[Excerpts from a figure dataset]
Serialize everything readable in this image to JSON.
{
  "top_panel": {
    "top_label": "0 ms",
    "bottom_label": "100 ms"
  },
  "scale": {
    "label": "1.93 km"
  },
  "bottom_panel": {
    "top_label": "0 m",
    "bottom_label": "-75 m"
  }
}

**SET PROBLEM:** All records above must be set down exactly, please.

**RESPONSE TO THIS EXERCISE:**
Serialize everything readable in this image to JSON.
{
  "top_panel": {
    "top_label": "0 ms",
    "bottom_label": "100 ms"
  },
  "scale": {
    "label": "1.93 km"
  },
  "bottom_panel": {
    "top_label": "0 m",
    "bottom_label": "-75 m"
  }
}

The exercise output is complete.